(Records about charts and figures)
-*-

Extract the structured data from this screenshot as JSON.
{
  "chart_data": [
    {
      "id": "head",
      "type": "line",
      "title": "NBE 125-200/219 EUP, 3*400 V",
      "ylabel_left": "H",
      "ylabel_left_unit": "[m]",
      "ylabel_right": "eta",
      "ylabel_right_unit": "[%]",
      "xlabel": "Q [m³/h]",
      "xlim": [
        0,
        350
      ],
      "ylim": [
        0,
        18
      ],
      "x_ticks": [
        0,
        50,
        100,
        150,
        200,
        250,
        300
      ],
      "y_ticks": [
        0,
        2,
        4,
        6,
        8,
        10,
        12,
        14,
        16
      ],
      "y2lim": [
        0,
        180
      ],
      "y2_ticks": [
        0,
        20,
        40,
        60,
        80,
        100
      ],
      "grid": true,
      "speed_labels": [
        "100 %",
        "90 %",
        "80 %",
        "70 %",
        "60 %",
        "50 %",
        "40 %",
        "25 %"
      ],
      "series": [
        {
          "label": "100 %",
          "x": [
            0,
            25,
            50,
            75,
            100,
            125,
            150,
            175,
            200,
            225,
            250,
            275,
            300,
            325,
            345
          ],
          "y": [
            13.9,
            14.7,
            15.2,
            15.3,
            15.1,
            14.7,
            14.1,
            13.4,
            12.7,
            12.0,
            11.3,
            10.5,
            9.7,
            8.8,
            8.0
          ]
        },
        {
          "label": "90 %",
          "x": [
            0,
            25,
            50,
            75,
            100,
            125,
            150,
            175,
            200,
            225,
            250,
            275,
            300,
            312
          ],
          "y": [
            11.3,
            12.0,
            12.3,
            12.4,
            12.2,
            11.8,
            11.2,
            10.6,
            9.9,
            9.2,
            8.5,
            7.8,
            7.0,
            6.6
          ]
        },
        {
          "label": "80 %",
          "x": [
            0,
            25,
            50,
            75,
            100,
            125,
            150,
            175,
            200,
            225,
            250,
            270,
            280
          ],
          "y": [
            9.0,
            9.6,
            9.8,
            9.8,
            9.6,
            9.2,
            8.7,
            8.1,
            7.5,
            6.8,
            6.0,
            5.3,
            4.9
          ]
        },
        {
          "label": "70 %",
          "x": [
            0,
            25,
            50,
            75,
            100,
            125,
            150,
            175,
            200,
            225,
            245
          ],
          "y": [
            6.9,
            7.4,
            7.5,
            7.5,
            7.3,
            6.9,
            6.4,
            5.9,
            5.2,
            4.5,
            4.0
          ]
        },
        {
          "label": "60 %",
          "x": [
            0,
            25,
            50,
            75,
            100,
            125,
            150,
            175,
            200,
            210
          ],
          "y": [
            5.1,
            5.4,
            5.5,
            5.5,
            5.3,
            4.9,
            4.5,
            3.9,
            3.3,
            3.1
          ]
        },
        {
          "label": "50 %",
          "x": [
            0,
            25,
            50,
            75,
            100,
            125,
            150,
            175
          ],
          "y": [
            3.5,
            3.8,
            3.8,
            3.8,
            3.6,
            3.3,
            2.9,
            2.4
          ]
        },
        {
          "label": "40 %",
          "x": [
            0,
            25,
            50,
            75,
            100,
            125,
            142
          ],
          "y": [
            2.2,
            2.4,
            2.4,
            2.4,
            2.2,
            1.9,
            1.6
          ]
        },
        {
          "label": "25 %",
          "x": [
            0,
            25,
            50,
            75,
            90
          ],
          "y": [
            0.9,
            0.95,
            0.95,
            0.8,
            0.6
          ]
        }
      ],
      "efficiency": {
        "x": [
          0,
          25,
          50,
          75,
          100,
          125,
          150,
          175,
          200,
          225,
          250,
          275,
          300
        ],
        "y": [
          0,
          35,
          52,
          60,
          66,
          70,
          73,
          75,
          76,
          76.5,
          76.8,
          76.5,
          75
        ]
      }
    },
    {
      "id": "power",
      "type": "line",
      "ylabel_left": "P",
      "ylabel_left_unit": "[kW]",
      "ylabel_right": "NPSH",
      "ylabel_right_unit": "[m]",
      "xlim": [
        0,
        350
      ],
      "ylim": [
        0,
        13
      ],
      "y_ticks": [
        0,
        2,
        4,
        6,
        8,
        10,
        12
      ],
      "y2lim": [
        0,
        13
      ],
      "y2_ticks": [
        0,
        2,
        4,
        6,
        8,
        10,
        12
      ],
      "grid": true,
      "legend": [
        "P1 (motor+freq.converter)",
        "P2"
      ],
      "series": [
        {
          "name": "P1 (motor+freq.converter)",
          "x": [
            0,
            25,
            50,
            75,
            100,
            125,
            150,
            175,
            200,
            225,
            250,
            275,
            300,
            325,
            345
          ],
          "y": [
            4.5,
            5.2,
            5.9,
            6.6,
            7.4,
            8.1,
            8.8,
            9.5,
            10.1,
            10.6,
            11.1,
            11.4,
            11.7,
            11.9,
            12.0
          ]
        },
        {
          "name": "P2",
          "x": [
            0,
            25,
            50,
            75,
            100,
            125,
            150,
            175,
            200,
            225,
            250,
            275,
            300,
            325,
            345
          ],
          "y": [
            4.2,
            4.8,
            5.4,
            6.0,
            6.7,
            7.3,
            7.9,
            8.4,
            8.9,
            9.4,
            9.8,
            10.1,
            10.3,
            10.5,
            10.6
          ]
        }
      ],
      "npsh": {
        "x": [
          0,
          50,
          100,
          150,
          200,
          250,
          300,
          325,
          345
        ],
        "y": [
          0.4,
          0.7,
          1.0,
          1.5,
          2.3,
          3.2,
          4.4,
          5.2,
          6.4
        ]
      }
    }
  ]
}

-*-

## DO THIS:
Extract, from the material above, each line holding the word "freq".

## WRITTEN SOLUTION:
        "P1 (motor+freq.converter)",
          "name": "P1 (motor+freq.converter)",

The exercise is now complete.